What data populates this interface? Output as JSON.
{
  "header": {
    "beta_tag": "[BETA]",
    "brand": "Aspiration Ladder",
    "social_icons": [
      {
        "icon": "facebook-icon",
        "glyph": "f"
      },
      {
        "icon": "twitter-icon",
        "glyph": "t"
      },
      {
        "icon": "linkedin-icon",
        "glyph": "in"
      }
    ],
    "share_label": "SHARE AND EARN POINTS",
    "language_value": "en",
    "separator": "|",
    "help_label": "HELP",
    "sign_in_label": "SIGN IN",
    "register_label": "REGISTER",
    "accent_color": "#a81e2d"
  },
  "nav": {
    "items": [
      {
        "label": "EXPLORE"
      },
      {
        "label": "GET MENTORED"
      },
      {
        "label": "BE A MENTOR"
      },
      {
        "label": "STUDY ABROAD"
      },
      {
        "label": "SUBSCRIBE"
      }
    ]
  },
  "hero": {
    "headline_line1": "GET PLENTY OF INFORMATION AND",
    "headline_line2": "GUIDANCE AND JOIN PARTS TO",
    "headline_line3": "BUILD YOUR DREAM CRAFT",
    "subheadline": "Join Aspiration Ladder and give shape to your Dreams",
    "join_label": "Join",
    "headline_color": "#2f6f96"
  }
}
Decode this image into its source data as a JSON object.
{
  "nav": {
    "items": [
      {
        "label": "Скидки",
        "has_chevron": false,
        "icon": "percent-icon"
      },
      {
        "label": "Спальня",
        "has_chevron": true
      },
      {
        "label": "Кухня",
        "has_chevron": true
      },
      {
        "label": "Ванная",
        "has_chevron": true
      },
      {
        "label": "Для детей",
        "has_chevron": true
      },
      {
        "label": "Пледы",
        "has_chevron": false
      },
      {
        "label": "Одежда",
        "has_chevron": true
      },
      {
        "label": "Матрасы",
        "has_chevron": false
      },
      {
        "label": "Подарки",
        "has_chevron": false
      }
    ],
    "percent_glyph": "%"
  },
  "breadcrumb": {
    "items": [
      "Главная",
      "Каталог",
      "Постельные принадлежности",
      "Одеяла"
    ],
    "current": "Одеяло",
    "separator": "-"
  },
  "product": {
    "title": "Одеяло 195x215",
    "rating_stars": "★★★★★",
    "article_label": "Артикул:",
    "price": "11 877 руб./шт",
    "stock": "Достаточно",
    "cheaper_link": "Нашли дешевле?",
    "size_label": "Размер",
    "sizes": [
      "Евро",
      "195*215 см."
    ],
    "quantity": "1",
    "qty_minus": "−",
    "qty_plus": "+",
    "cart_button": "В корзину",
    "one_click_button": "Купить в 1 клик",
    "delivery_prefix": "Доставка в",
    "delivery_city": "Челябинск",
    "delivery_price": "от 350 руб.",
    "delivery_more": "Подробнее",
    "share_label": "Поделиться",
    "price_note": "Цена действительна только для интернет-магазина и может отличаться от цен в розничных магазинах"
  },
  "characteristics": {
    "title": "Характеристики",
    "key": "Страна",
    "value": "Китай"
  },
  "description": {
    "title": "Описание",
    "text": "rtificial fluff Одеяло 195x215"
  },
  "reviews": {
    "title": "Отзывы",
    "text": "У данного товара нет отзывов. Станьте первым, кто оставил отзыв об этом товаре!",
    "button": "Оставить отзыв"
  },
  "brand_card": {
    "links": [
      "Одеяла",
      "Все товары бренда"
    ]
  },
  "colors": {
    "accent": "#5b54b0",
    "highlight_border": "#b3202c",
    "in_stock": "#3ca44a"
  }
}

# [Exercise details]
Extract all of the data exactly as written.

# [Expected answer]
What data populates this interface? Output as JSON.
{
  "header": {
    "beta_tag": "[BETA]",
    "brand": "Aspiration Ladder",
    "social_icons": [
      {
        "icon": "facebook-icon",
        "glyph": "f"
      },
      {
        "icon": "twitter-icon",
        "glyph": "t"
      },
      {
        "icon": "linkedin-icon",
        "glyph": "in"
      }
    ],
    "share_label": "SHARE AND EARN POINTS",
    "language_value": "en",
    "separator": "|",
    "help_label": "HELP",
    "sign_in_label": "SIGN IN",
    "register_label": "REGISTER",
    "accent_color": "#a81e2d"
  },
  "nav": {
    "items": [
      {
        "label": "EXPLORE"
      },
      {
        "label": "GET MENTORED"
      },
      {
        "label": "BE A MENTOR"
      },
      {
        "label": "STUDY ABROAD"
      },
      {
        "label": "SUBSCRIBE"
      }
    ]
  },
  "hero": {
    "headline_line1": "GET PLENTY OF INFORMATION AND",
    "headline_line2": "GUIDANCE AND JOIN PARTS TO",
    "headline_line3": "BUILD YOUR DREAM CRAFT",
    "subheadline": "Join Aspiration Ladder and give shape to your Dreams",
    "join_label": "Join",
    "headline_color": "#2f6f96"
  }
}
Decode this image into its source data as a JSON object.
{
  "nav": {
    "items": [
      {
        "label": "Скидки",
        "has_chevron": false,
        "icon": "percent-icon"
      },
      {
        "label": "Спальня",
        "has_chevron": true
      },
      {
        "label": "Кухня",
        "has_chevron": true
      },
      {
        "label": "Ванная",
        "has_chevron": true
      },
      {
        "label": "Для детей",
        "has_chevron": true
      },
      {
        "label": "Пледы",
        "has_chevron": false
      },
      {
        "label": "Одежда",
        "has_chevron": true
      },
      {
        "label": "Матрасы",
        "has_chevron": false
      },
      {
        "label": "Подарки",
        "has_chevron": false
      }
    ],
    "percent_glyph": "%"
  },
  "breadcrumb": {
    "items": [
      "Главная",
      "Каталог",
      "Постельные принадлежности",
      "Одеяла"
    ],
    "current": "Одеяло",
    "separator": "-"
  },
  "product": {
    "title": "Одеяло 195x215",
    "rating_stars": "★★★★★",
    "article_label": "Артикул:",
    "price": "11 877 руб./шт",
    "stock": "Достаточно",
    "cheaper_link": "Нашли дешевле?",
    "size_label": "Размер",
    "sizes": [
      "Евро",
      "195*215 см."
    ],
    "quantity": "1",
    "qty_minus": "−",
    "qty_plus": "+",
    "cart_button": "В корзину",
    "one_click_button": "Купить в 1 клик",
    "delivery_prefix": "Доставка в",
    "delivery_city": "Челябинск",
    "delivery_price": "от 350 руб.",
    "delivery_more": "Подробнее",
    "share_label": "Поделиться",
    "price_note": "Цена действительна только для интернет-магазина и может отличаться от цен в розничных магазинах"
  },
  "characteristics": {
    "title": "Характеристики",
    "key": "Страна",
    "value": "Китай"
  },
  "description": {
    "title": "Описание",
    "text": "rtificial fluff Одеяло 195x215"
  },
  "reviews": {
    "title": "Отзывы",
    "text": "У данного товара нет отзывов. Станьте первым, кто оставил отзыв об этом товаре!",
    "button": "Оставить отзыв"
  },
  "brand_card": {
    "links": [
      "Одеяла",
      "Все товары бренда"
    ]
  },
  "colors": {
    "accent": "#5b54b0",
    "highlight_border": "#b3202c",
    "in_stock": "#3ca44a"
  }
}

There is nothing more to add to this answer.